Return all entries precisely as they stand, without the images.

------------

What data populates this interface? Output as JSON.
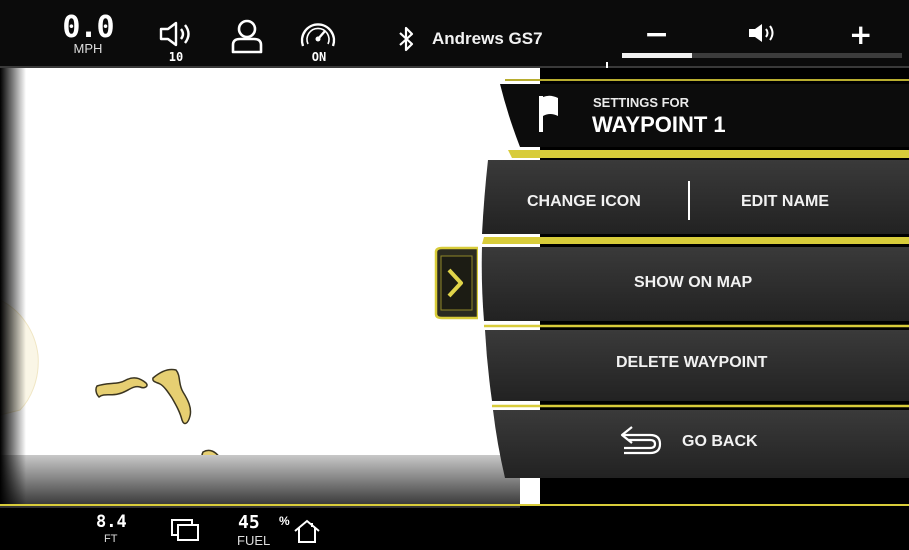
{
  "status_bar": {
    "speed_value": "0.0",
    "speed_unit": "MPH",
    "volume_level": "10",
    "cruise_status": "ON",
    "bluetooth_device": "Andrews GS7",
    "volume_minus": "−",
    "volume_plus": "+",
    "volume_fraction": 0.25
  },
  "waypoint_panel": {
    "header_small": "SETTINGS FOR",
    "header_title": "WAYPOINT 1",
    "change_icon_label": "CHANGE ICON",
    "edit_name_label": "EDIT NAME",
    "show_on_map_label": "SHOW ON MAP",
    "delete_label": "DELETE WAYPOINT",
    "go_back_label": "GO BACK"
  },
  "bottom_bar": {
    "depth_value": "8.4",
    "depth_unit": "FT",
    "fuel_value": "45",
    "fuel_percent_sign": "%",
    "fuel_unit": "FUEL"
  },
  "colors": {
    "accent_yellow": "#d8cc3a",
    "land_fill": "#e6cf72",
    "panel_gray": "#2e2e2e",
    "background": "#000000"
  },
  "icons": [
    "speaker-icon",
    "user-icon",
    "speedometer-icon",
    "bluetooth-icon",
    "flag-icon",
    "chevron-right-icon",
    "back-arrow-icon",
    "windows-icon",
    "home-icon"
  ]
}
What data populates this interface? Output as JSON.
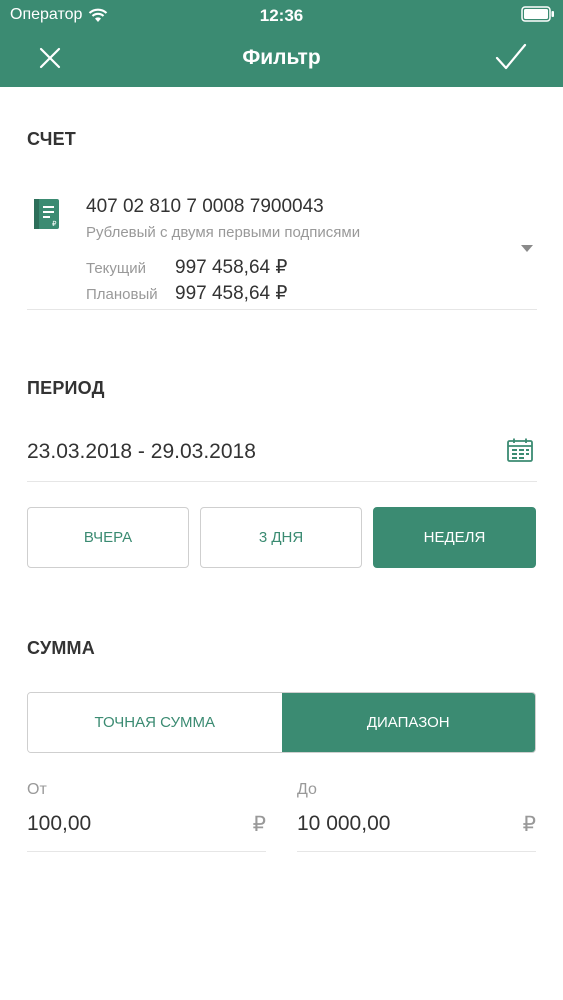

------------

**Completed task:**
What data populates this interface? Output as JSON.
{
  "status_bar": {
    "speed_value": "0.0",
    "speed_unit": "MPH",
    "volume_level": "10",
    "cruise_status": "ON",
    "bluetooth_device": "Andrews GS7",
    "volume_minus": "−",
    "volume_plus": "+",
    "volume_fraction": 0.25
  },
  "waypoint_panel": {
    "header_small": "SETTINGS FOR",
    "header_title": "WAYPOINT 1",
    "change_icon_label": "CHANGE ICON",
    "edit_name_label": "EDIT NAME",
    "show_on_map_label": "SHOW ON MAP",
    "delete_label": "DELETE WAYPOINT",
    "go_back_label": "GO BACK"
  },
  "bottom_bar": {
    "depth_value": "8.4",
    "depth_unit": "FT",
    "fuel_value": "45",
    "fuel_percent_sign": "%",
    "fuel_unit": "FUEL"
  },
  "colors": {
    "accent_yellow": "#d8cc3a",
    "land_fill": "#e6cf72",
    "panel_gray": "#2e2e2e",
    "background": "#000000"
  },
  "icons": [
    "speaker-icon",
    "user-icon",
    "speedometer-icon",
    "bluetooth-icon",
    "flag-icon",
    "chevron-right-icon",
    "back-arrow-icon",
    "windows-icon",
    "home-icon"
  ]
}
What data populates this interface? Output as JSON.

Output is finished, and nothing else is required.